** SHORT EXERCISE **
Look for the word "text" in the entries below, then copy every line that has it.

** EXTRACTED DATA **
>>>

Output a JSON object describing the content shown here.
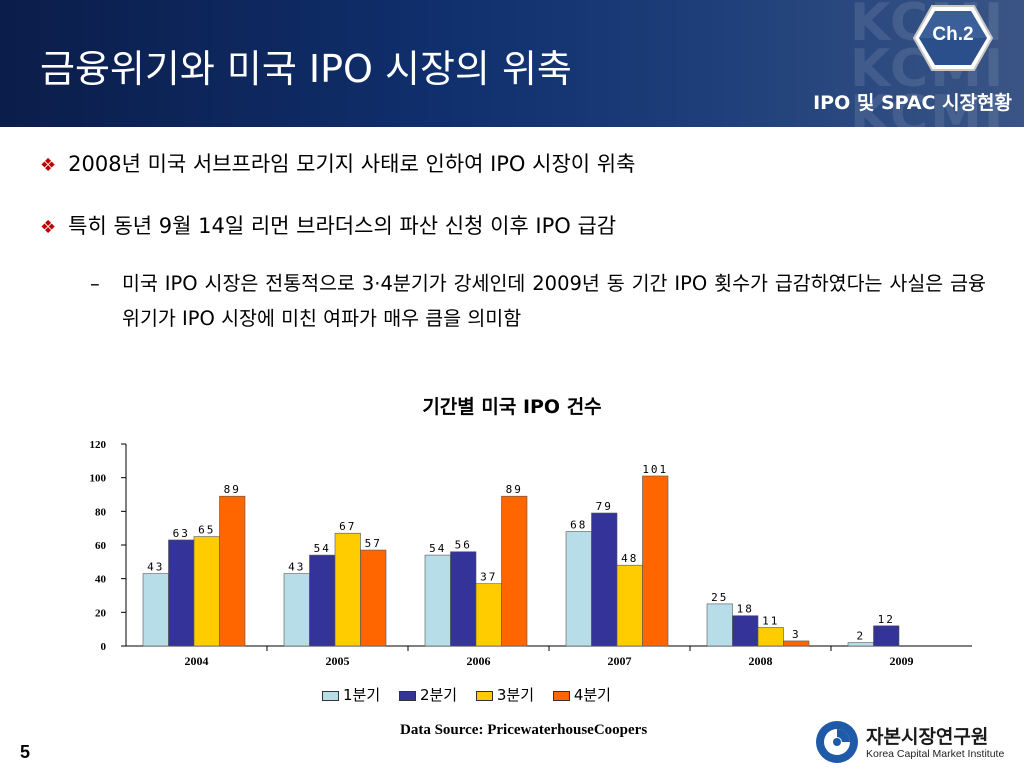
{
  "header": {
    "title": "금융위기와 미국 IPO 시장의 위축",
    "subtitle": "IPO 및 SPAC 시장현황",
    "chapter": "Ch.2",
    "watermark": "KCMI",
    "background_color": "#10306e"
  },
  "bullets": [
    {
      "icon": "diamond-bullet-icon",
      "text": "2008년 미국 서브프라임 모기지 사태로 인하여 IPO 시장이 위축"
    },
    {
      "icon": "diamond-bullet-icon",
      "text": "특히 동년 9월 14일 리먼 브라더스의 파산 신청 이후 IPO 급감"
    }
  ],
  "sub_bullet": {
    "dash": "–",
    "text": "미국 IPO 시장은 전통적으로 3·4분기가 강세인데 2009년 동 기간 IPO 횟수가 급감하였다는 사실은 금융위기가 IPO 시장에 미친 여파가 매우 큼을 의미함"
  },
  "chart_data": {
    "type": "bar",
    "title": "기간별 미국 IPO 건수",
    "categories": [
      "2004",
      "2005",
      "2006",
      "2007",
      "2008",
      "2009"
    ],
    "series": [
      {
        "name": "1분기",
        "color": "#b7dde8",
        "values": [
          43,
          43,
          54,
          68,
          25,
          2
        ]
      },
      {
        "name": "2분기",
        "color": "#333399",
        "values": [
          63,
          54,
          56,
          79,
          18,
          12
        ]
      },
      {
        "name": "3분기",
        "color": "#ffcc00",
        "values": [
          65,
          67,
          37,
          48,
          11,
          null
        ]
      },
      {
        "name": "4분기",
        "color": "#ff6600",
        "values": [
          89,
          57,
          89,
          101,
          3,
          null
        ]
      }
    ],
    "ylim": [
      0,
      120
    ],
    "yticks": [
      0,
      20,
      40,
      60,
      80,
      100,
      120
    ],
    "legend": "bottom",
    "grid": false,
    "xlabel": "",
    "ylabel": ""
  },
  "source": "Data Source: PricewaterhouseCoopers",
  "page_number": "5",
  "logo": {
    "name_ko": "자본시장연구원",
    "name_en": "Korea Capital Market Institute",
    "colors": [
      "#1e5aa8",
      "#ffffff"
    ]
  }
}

<<<

** RESPONSE **
      "text": "2008년 미국 서브프라임 모기지 사태로 인하여 IPO 시장이 위축"
      "text": "특히 동년 9월 14일 리먼 브라더스의 파산 신청 이후 IPO 급감"
    "text": "미국 IPO 시장은 전통적으로 3·4분기가 강세인데 2009년 동 기간 IPO 횟수가 급감하였다는 사실은 금융위기가 IPO 시장에 미친 여파가 매우 큼을 의미함"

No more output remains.